Filter the records below and copy every line containing the word "业务知识".

* start *

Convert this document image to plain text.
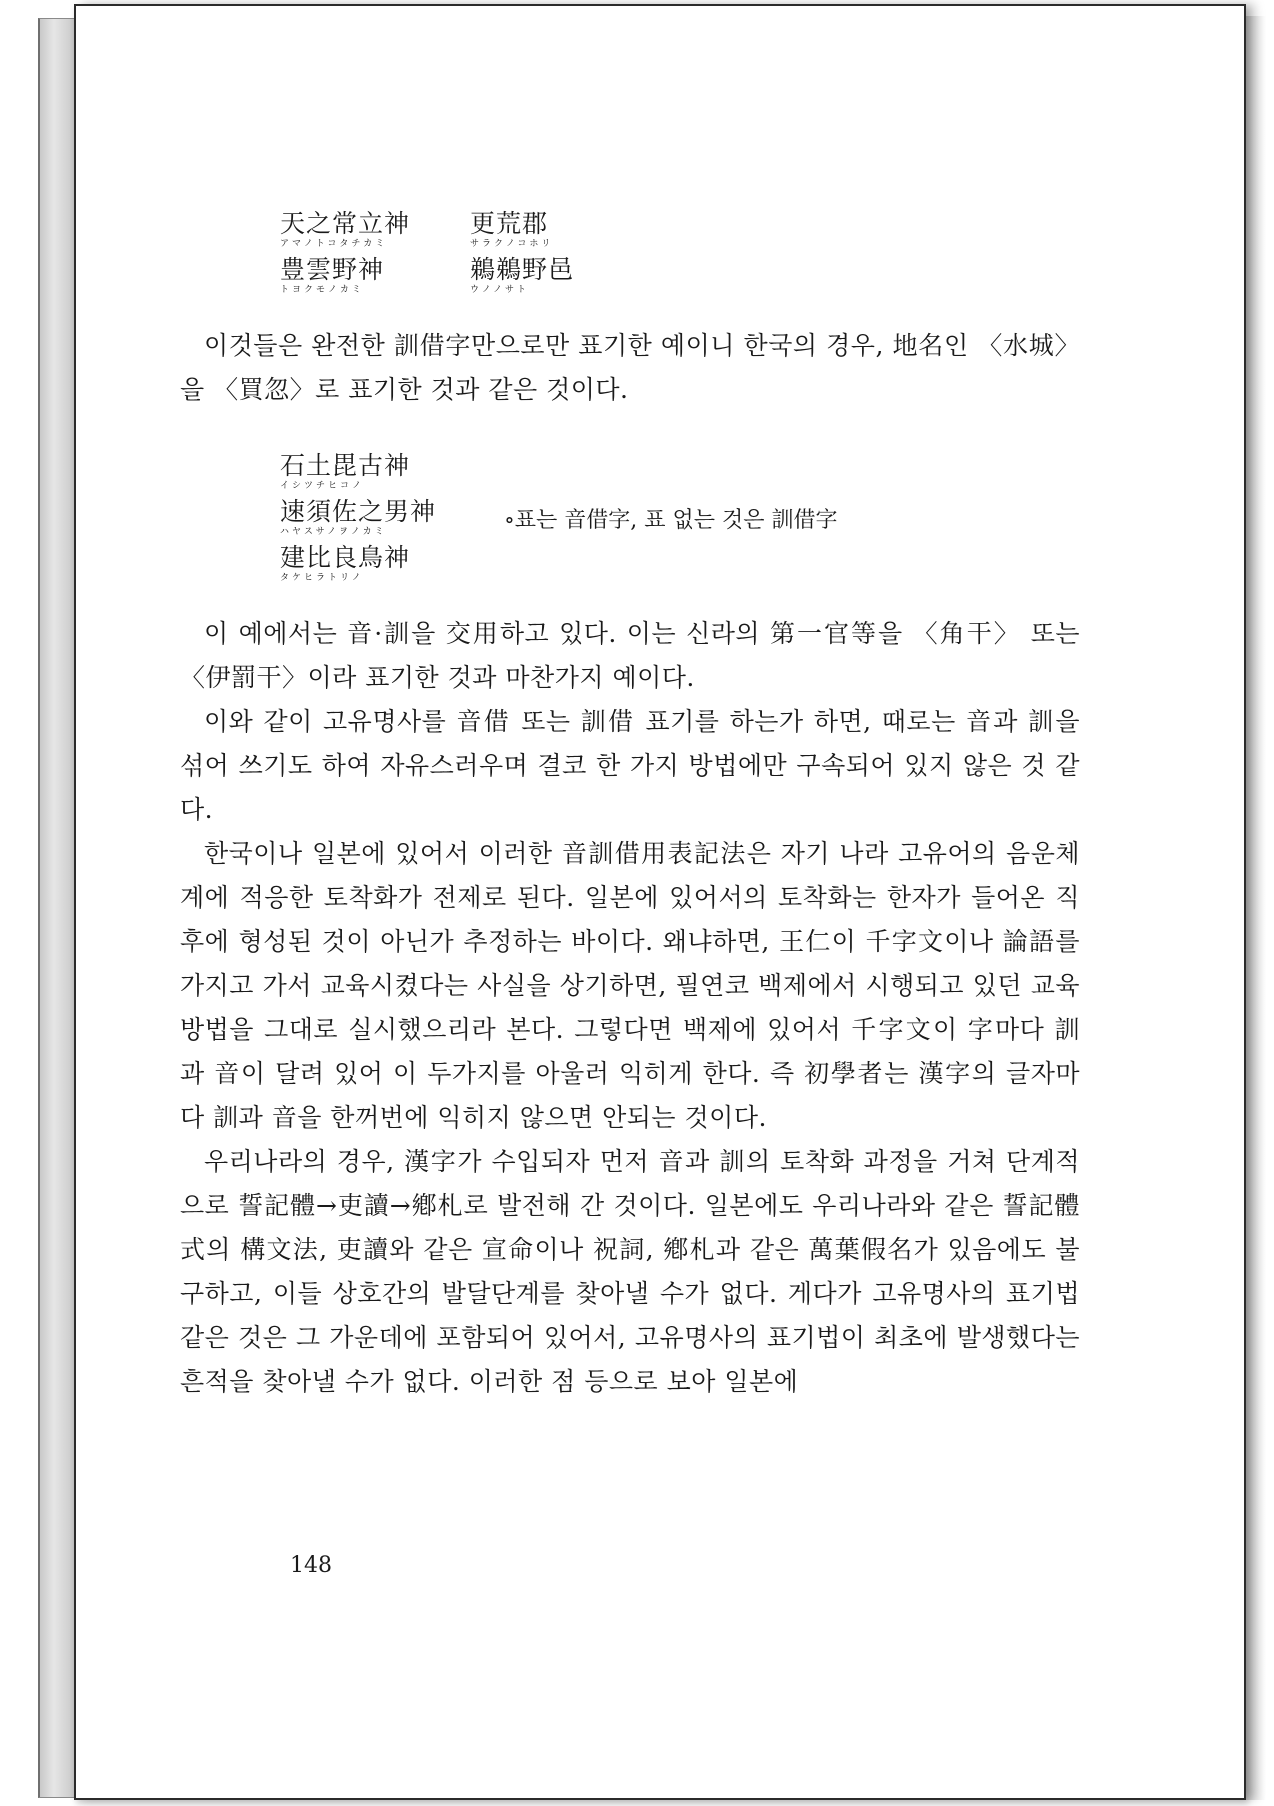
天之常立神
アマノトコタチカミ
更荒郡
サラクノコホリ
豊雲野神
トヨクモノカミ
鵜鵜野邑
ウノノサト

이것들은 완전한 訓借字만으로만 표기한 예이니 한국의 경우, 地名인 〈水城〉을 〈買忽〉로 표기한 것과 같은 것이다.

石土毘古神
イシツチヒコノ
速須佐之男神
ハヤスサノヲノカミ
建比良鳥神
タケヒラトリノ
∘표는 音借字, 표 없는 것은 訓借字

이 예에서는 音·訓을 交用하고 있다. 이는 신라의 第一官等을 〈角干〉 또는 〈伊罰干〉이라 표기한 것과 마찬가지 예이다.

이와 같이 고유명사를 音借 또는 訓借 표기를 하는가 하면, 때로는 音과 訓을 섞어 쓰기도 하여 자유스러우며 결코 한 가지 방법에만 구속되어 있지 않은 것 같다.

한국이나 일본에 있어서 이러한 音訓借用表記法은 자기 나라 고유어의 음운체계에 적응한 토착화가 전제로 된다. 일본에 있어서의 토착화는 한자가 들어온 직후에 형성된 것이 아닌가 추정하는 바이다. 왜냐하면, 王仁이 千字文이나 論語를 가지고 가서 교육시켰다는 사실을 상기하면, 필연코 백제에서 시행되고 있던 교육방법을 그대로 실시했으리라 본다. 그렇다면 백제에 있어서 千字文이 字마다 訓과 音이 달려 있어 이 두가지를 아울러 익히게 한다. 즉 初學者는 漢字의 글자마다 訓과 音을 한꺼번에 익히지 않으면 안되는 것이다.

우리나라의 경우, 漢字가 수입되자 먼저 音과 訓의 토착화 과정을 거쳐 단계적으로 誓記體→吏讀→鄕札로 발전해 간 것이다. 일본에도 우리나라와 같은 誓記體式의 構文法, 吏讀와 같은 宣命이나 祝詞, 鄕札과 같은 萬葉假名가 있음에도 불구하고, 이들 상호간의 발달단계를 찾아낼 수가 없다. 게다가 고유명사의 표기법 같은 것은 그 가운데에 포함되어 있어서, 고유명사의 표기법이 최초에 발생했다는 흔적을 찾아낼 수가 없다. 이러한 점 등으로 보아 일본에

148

* end *
* start *

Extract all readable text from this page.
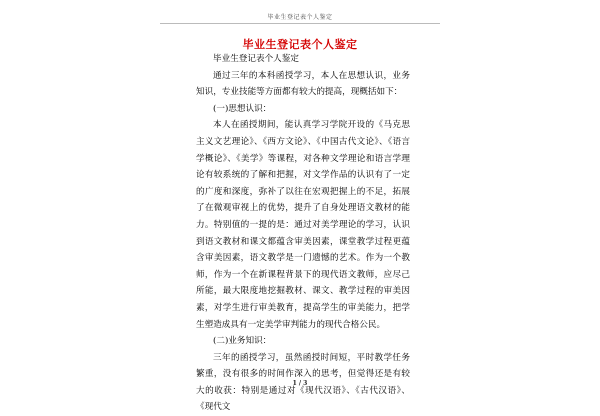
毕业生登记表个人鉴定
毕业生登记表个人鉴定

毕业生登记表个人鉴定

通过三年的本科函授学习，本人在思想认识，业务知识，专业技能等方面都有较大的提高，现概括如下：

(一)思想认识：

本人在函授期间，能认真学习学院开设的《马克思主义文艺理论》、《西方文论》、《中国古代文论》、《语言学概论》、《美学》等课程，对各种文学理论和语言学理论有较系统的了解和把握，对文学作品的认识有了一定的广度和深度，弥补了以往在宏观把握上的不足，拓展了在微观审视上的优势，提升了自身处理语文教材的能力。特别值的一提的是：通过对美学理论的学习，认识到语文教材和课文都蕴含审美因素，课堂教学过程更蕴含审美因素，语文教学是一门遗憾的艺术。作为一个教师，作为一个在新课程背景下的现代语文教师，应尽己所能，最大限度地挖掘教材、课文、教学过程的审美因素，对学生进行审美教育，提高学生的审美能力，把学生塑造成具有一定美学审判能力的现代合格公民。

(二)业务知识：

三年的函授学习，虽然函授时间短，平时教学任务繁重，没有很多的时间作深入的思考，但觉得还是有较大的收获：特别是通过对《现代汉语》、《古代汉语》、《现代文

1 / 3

* end *

### Answer in full
通过三年的本科函授学习，本人在思想认识，业务知识，专业技能等方面都有较大的提高，现概括如下：
(二)业务知识：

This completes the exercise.